_What the task asks:_ Extract every line where the string "Wilcoxon" appears.

====

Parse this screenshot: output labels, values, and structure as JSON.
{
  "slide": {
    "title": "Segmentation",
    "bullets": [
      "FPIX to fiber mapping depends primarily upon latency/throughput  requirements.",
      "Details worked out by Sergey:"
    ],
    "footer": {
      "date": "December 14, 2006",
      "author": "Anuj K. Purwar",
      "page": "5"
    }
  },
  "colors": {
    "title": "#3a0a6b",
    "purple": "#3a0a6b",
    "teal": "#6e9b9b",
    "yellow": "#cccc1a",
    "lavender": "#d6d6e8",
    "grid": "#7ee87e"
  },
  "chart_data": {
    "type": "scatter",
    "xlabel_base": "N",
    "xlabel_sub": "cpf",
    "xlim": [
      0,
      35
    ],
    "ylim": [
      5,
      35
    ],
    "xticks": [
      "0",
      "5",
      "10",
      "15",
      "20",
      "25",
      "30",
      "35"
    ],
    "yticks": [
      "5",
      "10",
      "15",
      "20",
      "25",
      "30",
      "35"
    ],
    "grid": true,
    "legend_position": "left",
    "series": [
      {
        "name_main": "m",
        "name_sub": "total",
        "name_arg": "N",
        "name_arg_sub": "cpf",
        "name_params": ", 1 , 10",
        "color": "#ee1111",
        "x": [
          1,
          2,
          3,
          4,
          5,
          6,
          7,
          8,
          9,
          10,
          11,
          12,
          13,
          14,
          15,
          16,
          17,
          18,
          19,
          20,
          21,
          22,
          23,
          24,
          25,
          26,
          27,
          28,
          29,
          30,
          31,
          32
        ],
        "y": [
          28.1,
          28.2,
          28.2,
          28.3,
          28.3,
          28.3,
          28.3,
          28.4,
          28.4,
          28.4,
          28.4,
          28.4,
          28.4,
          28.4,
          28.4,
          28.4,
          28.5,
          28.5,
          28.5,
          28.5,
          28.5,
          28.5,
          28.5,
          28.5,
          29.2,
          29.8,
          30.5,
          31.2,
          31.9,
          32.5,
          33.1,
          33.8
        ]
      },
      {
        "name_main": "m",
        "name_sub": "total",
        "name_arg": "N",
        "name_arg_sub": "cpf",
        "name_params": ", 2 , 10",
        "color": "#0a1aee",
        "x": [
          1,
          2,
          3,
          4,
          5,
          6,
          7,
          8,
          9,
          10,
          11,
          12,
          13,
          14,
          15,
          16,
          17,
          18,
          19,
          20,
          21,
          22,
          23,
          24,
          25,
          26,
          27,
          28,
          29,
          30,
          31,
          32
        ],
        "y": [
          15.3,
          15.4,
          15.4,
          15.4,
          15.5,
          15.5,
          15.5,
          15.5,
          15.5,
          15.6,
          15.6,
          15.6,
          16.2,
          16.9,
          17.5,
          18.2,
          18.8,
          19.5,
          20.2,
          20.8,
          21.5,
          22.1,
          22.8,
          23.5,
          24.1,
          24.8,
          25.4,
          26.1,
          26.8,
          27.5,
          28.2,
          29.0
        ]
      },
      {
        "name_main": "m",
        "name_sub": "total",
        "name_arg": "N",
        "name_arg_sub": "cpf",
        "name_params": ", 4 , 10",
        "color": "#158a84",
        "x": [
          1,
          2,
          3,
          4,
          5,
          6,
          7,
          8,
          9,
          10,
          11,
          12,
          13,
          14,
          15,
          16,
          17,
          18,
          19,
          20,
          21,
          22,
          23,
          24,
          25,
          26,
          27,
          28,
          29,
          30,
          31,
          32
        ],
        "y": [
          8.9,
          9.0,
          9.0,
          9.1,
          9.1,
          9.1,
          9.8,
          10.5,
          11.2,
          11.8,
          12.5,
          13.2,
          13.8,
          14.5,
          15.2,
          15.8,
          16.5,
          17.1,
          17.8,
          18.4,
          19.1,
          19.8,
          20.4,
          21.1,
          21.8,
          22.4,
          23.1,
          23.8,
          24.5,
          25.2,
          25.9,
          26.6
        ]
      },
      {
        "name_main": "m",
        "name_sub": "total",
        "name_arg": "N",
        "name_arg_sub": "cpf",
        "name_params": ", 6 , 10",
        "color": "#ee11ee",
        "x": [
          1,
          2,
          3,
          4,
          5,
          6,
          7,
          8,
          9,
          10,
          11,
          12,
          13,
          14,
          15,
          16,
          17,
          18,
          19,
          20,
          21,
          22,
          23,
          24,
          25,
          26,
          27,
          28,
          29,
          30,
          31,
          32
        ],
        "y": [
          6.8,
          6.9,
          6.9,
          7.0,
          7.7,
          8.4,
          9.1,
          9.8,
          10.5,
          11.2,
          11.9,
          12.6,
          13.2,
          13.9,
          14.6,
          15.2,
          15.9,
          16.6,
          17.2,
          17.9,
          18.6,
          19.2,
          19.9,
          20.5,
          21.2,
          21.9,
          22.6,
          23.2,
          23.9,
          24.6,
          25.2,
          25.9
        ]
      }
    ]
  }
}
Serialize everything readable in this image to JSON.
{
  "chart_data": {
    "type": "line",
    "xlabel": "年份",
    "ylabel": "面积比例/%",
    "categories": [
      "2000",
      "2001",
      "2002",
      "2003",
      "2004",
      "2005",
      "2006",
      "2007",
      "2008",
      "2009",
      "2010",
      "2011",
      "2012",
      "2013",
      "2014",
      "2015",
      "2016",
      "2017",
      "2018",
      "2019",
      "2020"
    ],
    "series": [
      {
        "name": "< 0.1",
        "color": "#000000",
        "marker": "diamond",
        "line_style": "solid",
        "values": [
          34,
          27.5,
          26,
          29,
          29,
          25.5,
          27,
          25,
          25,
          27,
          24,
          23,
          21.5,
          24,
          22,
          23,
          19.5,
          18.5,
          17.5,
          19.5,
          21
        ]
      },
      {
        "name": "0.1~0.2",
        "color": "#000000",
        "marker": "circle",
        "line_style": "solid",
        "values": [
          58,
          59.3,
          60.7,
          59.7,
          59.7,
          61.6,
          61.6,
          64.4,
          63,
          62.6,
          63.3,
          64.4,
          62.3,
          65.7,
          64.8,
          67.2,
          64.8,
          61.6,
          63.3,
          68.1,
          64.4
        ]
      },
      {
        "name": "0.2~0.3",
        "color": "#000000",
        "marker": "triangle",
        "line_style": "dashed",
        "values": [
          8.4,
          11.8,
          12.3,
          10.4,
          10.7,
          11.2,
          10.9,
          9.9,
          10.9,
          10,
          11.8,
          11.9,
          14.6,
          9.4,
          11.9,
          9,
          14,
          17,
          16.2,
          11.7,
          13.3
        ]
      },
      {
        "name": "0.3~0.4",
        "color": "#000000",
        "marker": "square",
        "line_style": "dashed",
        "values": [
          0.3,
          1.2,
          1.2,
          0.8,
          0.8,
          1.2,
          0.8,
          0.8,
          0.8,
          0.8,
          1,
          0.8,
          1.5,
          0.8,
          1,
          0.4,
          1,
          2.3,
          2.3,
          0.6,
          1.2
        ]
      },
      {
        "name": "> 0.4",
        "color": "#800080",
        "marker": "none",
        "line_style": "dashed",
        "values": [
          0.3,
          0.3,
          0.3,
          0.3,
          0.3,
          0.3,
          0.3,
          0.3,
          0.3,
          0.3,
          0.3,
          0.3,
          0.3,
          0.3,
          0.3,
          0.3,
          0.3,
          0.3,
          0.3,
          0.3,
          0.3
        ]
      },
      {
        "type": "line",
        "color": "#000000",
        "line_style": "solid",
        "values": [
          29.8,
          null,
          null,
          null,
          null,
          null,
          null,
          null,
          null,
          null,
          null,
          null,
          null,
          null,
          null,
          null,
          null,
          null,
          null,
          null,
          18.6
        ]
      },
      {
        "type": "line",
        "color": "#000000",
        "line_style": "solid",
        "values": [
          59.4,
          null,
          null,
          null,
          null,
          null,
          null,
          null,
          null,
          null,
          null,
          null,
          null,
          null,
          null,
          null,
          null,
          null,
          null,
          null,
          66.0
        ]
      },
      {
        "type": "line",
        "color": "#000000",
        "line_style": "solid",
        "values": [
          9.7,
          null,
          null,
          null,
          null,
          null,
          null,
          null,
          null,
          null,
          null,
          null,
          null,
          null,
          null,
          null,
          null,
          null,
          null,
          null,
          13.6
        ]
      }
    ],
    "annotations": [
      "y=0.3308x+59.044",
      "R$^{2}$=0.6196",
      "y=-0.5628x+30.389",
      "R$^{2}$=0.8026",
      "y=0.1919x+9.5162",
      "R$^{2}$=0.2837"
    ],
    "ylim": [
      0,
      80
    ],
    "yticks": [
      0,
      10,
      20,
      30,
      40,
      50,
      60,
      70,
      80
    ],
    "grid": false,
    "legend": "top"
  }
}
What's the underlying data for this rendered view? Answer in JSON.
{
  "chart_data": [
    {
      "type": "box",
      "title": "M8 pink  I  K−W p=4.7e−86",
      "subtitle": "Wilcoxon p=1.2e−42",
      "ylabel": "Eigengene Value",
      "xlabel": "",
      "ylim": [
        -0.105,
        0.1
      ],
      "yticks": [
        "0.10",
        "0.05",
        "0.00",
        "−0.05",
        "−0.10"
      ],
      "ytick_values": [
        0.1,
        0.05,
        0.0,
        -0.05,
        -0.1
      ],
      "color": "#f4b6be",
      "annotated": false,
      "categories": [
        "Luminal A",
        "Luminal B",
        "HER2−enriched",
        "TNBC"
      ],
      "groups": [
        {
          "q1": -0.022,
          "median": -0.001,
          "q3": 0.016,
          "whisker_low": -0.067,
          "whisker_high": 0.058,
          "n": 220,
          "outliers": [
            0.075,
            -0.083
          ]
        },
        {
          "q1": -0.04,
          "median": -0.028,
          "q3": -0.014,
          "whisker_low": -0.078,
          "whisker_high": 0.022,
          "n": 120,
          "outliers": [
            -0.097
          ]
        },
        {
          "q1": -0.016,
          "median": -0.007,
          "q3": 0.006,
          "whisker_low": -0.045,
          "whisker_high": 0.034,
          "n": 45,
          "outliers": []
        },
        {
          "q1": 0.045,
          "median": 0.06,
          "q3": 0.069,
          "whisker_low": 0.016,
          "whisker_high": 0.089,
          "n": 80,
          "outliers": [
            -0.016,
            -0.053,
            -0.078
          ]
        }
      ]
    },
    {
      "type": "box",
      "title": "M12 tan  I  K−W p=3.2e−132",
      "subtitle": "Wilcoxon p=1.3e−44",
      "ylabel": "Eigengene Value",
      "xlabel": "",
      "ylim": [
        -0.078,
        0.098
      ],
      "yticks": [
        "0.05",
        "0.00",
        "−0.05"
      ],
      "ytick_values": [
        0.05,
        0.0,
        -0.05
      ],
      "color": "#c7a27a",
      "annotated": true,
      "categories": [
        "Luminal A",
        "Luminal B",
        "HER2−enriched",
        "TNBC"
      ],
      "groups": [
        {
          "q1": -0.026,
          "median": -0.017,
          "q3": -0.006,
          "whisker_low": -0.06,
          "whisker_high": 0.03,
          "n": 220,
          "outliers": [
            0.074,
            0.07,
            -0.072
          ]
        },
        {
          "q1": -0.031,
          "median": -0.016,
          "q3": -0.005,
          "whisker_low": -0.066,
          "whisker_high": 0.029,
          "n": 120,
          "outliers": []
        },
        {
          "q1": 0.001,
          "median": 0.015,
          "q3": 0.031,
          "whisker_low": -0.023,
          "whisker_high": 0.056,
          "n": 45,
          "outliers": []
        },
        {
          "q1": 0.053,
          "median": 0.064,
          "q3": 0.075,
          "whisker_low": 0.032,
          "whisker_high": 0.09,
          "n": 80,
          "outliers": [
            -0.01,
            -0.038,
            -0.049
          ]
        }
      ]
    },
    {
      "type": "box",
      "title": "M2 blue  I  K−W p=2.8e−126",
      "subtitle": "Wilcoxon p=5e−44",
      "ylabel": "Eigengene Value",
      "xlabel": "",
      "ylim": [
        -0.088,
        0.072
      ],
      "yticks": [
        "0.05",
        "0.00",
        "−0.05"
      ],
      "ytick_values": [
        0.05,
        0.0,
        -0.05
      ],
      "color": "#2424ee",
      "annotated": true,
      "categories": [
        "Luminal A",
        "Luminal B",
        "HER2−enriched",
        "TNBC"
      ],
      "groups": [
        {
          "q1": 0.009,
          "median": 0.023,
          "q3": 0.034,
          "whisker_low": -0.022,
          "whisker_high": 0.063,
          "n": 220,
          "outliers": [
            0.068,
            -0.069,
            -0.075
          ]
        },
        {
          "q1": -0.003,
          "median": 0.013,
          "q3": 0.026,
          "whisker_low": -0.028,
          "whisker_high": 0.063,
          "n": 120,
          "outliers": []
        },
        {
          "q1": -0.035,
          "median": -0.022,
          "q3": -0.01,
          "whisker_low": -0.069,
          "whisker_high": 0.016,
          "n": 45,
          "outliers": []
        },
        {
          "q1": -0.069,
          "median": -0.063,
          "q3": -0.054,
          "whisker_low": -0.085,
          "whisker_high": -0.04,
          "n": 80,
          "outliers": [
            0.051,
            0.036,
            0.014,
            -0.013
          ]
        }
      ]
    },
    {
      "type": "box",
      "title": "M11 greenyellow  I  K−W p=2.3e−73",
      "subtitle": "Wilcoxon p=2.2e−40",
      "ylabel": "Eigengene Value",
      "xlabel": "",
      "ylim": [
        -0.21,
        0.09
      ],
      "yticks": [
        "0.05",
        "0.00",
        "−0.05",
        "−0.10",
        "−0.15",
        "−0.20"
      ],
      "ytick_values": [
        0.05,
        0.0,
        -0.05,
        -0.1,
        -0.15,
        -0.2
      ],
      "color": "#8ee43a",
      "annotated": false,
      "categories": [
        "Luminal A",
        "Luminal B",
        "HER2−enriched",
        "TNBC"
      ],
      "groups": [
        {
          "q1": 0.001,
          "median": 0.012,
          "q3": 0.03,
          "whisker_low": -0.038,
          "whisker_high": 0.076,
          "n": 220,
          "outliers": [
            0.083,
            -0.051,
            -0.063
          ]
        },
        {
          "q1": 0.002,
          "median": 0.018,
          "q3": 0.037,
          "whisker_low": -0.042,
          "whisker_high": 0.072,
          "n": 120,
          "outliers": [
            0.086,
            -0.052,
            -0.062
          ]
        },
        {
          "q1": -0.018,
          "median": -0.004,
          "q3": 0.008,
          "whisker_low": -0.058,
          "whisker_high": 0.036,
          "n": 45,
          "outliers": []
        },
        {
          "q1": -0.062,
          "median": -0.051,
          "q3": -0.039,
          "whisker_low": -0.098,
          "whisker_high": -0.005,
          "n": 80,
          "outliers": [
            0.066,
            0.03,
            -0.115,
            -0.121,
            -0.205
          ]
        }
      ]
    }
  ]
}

====

_Solution:_
      "subtitle": "Wilcoxon p=1.2e−42",
      "subtitle": "Wilcoxon p=1.3e−44",
      "subtitle": "Wilcoxon p=5e−44",
      "subtitle": "Wilcoxon p=2.2e−40",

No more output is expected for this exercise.